Fujitsu ScanSnap S510 with abbyy

Discussion:

(too old to reply)

Jonathan Berry

2007-11-14 23:59:18 UTC

I'm considering buying the Fujitsu ScanSnap S510 which has a, er,
special version of abbyy, plus Adobe 8.

Reviews of this machine are very good, but I also have a fair number
of non-sheet things to scan to OCR. I figure I'll use my flat bed
scanner, but then will the "special" version of Abbyy OCR from those
jpg's, or is it "hard-wired" to only work with the ScanSnap?

Does Abbyy have any programmability? I do some of scanning of chess
notation, which can be constrained by straightforward Regular
Expressions. Other OCRs I tried, wanted to make words out of things
like Qe5 Na2 and so on, even with the dictionary turned off.

Any other comments are welcome. TIA.

--
Jonathan Berry

s***@gmail.com

2007-11-15 06:57:45 UTC

Permalink

Post by Jonathan Berry
I'm considering buying the Fujitsu ScanSnap S510 which has a, er,
special version of abbyy, plus Adobe 8.
Reviews of this machine are very good, but I also have a fair number
of non-sheet things to scan to OCR. I figure I'll use my flat bed
scanner, but then will the "special" version of Abbyy OCR from those
jpg's, or is it "hard-wired" to only work with the ScanSnap?
Does Abbyy have any programmability? I do some of scanning of chess
notation, which can be constrained by straightforward Regular
Expressions. Other OCRs I tried, wanted to make words out of things
like Qe5 Na2 and so on, even with the dictionary turned off.
Any other comments are welcome. TIA.

-------

--- WRITTEN REQUEST 1 ---
Give the stretch of the listing from its very first line through the line containing "label G310 — [623, 924, 666, 952]" as a numbered list, leaving out any blank lines.
The listing that follows has no connection to the text above it.

--- DATA SECTION ---
-------

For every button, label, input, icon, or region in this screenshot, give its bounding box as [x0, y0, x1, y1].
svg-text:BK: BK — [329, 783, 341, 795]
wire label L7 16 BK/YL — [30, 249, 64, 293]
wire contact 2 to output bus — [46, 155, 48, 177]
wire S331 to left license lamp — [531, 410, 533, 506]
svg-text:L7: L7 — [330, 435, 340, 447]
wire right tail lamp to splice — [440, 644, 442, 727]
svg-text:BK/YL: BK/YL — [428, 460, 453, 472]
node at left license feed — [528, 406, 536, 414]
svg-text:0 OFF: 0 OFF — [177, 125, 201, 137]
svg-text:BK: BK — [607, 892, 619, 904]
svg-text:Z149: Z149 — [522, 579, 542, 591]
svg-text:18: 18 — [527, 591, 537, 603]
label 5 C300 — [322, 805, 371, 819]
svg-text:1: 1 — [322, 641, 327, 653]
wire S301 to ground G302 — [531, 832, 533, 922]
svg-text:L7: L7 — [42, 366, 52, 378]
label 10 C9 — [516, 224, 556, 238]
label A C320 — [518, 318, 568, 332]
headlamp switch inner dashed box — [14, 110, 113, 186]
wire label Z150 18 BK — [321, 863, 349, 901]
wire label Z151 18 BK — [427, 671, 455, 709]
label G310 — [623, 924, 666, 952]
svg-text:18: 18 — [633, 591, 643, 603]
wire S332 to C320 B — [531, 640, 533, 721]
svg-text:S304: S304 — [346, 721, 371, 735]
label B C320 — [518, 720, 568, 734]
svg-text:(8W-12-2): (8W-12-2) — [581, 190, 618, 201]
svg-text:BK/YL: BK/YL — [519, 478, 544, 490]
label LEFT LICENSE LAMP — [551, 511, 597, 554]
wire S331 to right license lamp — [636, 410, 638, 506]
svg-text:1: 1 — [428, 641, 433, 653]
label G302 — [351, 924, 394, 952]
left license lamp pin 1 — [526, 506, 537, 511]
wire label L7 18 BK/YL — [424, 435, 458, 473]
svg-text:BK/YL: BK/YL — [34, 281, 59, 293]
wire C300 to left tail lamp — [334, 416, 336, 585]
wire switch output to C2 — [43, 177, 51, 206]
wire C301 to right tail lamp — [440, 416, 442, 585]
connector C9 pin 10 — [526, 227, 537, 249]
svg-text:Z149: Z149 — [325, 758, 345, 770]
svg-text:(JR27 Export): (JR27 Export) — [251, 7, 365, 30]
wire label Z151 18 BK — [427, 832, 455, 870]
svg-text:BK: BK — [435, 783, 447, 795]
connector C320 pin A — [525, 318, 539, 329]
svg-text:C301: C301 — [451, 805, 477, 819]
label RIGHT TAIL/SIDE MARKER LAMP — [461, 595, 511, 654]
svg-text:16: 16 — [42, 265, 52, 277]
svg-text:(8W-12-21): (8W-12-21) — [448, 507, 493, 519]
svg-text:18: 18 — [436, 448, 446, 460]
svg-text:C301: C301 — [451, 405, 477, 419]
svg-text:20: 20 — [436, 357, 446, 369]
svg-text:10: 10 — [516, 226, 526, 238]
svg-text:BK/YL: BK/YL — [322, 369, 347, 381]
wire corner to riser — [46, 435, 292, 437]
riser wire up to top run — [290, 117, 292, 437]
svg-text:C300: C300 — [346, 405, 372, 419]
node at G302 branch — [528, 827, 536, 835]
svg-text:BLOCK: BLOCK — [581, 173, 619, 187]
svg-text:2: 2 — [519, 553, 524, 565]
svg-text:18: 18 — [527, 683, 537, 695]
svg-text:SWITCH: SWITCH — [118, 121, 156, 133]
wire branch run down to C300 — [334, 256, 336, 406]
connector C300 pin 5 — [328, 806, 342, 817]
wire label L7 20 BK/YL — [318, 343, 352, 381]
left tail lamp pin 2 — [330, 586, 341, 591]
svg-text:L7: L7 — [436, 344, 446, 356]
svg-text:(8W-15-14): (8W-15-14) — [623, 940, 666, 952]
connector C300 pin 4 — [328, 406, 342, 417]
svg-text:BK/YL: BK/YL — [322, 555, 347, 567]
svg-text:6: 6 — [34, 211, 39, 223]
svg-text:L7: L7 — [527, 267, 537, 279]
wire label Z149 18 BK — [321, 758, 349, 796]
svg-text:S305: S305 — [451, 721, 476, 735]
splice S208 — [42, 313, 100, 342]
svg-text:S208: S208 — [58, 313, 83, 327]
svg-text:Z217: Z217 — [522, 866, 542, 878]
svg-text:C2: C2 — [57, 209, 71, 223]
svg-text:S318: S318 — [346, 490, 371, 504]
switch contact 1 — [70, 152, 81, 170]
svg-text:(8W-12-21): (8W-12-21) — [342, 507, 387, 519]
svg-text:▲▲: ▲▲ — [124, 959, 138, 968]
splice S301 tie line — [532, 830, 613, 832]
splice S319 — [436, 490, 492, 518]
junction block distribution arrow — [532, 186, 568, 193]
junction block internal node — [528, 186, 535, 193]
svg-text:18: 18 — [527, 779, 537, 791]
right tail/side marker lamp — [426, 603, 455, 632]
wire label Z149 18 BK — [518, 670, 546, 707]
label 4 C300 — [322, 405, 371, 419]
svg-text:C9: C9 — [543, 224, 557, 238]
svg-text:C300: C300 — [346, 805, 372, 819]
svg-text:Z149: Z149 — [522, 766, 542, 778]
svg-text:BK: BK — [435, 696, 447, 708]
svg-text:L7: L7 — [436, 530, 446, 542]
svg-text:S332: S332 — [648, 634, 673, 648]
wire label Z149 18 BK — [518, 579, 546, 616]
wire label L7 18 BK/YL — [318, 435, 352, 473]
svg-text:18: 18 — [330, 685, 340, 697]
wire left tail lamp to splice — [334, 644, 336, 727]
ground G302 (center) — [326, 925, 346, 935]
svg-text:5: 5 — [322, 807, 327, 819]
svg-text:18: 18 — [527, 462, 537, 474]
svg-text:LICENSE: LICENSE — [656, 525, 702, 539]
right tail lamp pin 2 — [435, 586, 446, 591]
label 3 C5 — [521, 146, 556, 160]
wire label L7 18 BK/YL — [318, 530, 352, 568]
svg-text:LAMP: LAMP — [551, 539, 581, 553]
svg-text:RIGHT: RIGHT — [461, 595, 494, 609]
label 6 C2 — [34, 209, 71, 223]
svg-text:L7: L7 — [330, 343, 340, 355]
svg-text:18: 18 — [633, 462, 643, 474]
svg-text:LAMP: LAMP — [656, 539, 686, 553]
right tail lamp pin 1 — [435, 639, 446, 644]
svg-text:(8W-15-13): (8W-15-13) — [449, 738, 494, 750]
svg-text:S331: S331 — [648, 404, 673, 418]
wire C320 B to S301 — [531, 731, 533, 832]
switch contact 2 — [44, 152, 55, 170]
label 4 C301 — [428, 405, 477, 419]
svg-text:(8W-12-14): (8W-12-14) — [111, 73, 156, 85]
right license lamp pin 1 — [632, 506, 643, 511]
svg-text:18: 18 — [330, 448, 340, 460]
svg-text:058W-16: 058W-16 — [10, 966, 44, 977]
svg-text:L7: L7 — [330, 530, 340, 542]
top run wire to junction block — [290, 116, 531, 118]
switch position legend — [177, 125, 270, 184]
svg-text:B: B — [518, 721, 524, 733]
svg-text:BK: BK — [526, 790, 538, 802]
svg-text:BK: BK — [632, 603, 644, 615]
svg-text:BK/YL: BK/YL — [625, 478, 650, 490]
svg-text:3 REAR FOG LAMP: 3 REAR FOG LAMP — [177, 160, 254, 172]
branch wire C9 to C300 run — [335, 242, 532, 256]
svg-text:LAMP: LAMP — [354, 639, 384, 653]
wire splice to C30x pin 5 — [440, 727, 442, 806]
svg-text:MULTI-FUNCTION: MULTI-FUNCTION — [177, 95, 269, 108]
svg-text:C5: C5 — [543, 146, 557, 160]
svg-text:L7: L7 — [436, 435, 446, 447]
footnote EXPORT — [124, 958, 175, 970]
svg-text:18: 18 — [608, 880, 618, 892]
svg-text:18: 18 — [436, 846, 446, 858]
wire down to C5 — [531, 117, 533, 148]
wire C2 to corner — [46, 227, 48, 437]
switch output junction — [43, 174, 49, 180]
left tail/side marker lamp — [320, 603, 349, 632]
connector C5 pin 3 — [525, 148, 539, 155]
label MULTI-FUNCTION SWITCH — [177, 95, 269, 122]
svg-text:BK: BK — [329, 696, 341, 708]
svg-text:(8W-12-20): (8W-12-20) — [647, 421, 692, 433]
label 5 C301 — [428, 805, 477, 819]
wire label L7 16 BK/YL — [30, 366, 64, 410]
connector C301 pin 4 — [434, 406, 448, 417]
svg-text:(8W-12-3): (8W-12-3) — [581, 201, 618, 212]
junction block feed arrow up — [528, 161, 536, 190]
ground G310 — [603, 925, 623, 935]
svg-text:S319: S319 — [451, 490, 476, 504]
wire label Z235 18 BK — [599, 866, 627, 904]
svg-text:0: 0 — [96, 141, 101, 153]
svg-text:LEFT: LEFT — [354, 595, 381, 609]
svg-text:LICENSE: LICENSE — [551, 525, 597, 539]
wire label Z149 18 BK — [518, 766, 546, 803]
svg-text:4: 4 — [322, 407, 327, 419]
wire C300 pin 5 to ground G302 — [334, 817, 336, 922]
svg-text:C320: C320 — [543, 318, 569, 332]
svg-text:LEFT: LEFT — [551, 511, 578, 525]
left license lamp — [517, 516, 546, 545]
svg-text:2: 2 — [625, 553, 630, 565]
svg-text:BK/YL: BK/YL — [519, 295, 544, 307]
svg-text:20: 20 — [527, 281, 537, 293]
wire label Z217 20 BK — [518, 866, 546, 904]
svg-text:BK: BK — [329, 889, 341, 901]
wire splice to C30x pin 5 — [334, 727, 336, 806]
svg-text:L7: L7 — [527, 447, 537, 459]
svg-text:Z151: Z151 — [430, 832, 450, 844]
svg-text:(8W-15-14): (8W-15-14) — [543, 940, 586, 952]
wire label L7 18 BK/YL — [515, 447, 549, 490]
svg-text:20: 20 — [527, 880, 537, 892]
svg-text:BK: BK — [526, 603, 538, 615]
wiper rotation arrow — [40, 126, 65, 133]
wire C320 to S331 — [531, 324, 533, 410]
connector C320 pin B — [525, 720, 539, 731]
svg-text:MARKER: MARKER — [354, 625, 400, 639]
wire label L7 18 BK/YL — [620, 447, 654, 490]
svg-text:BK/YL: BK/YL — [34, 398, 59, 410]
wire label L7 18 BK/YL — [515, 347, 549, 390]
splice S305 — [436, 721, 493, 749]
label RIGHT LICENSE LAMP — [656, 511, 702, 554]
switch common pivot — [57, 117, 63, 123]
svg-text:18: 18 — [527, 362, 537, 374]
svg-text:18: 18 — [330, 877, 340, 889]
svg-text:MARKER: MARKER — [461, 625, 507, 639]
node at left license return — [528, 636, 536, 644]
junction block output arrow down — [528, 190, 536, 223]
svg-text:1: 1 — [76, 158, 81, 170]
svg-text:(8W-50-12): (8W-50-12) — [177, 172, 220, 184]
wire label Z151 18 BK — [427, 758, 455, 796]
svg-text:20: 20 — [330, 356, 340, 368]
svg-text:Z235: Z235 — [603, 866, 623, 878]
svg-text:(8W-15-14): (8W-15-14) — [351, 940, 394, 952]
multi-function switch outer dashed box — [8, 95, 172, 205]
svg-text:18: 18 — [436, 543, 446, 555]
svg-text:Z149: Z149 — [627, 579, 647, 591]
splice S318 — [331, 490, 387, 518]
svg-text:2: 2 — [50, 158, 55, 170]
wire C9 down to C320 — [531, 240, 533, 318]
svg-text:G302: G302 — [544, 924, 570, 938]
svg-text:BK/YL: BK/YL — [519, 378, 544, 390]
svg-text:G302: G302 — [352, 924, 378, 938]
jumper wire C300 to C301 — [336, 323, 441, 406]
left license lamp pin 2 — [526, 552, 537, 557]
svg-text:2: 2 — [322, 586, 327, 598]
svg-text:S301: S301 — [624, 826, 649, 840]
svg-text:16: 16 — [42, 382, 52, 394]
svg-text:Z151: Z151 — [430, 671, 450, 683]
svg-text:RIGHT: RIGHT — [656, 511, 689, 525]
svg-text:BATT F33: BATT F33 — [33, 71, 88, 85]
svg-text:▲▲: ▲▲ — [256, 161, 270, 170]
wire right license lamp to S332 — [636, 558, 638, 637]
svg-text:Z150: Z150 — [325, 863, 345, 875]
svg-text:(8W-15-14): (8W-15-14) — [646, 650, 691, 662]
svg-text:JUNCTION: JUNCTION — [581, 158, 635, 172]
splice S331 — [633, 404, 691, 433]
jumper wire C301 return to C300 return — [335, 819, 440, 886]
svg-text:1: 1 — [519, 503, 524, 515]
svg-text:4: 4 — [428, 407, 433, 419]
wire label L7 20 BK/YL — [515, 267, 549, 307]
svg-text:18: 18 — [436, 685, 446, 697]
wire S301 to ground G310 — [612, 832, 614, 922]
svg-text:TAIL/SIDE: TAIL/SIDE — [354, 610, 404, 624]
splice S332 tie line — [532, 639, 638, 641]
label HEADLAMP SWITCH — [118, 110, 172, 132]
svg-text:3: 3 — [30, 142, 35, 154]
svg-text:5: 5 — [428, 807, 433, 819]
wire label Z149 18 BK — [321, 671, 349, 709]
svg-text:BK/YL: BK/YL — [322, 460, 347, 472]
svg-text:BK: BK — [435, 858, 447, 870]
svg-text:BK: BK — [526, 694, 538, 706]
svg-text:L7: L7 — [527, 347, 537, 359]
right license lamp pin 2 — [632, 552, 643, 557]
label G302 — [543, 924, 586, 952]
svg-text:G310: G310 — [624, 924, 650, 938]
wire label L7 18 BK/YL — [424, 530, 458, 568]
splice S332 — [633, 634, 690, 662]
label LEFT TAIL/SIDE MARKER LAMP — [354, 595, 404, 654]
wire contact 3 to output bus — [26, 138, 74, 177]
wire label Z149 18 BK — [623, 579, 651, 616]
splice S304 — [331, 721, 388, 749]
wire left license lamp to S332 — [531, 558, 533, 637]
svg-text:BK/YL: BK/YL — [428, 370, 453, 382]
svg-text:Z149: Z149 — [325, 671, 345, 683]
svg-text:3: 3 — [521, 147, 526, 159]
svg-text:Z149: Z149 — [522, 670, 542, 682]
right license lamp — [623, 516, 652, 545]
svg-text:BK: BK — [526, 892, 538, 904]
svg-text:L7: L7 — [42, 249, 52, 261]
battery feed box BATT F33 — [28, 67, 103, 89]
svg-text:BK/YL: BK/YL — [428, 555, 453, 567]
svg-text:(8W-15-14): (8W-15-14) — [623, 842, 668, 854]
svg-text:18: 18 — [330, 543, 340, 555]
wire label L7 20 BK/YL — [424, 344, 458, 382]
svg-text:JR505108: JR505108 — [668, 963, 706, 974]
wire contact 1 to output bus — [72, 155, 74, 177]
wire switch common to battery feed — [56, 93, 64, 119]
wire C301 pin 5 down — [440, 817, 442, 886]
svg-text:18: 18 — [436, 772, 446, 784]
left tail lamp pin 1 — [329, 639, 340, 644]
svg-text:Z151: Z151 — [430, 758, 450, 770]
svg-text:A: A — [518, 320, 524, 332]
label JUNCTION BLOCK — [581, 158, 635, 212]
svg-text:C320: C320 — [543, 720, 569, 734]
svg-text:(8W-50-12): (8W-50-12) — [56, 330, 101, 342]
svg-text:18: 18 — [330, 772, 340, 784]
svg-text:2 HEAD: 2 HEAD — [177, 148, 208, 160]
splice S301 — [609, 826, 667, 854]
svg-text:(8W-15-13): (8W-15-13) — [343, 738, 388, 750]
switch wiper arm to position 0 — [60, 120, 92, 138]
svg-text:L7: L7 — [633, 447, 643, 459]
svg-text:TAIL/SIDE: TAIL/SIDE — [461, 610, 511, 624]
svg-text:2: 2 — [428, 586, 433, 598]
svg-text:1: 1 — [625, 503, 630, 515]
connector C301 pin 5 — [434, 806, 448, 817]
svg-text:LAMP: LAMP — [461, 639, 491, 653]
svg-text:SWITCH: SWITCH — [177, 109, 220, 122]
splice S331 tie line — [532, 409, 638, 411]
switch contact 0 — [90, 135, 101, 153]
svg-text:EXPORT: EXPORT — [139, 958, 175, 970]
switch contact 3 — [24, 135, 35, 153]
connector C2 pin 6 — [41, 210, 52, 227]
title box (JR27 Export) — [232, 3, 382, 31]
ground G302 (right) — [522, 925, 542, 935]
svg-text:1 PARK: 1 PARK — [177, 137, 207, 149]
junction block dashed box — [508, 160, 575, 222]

-------

--- WRITTEN REQUEST 2 ---
In the ScanSnap thread, why does the poster plan to use a flatbed scanner? Answer in one to three sentences.

--- WORKED ANSWER 1 ---
1. For every button, label, input, icon, or region in this screenshot, give its bounding box as [x0, y0, x1, y1].
2. svg-text:BK: BK — [329, 783, 341, 795]
3. wire label L7 16 BK/YL — [30, 249, 64, 293]
4. wire contact 2 to output bus — [46, 155, 48, 177]
5. wire S331 to left license lamp — [531, 410, 533, 506]
6. svg-text:L7: L7 — [330, 435, 340, 447]
7. wire right tail lamp to splice — [440, 644, 442, 727]
8. svg-text:BK/YL: BK/YL — [428, 460, 453, 472]
9. node at left license feed — [528, 406, 536, 414]
10. svg-text:0 OFF: 0 OFF — [177, 125, 201, 137]
11. svg-text:BK: BK — [607, 892, 619, 904]
12. svg-text:Z149: Z149 — [522, 579, 542, 591]
13. svg-text:18: 18 — [527, 591, 537, 603]
14. label 5 C300 — [322, 805, 371, 819]
15. svg-text:1: 1 — [322, 641, 327, 653]
16. wire S301 to ground G302 — [531, 832, 533, 922]
17. svg-text:L7: L7 — [42, 366, 52, 378]
18. label 10 C9 — [516, 224, 556, 238]
19. label A C320 — [518, 318, 568, 332]
20. headlamp switch inner dashed box — [14, 110, 113, 186]
21. wire label Z150 18 BK — [321, 863, 349, 901]
22. wire label Z151 18 BK — [427, 671, 455, 709]
23. label G310 — [623, 924, 666, 952]

--- WORKED ANSWER 2 ---
The poster has a fair number of non-sheet things to scan for OCR and plans to use the flatbed scanner for those.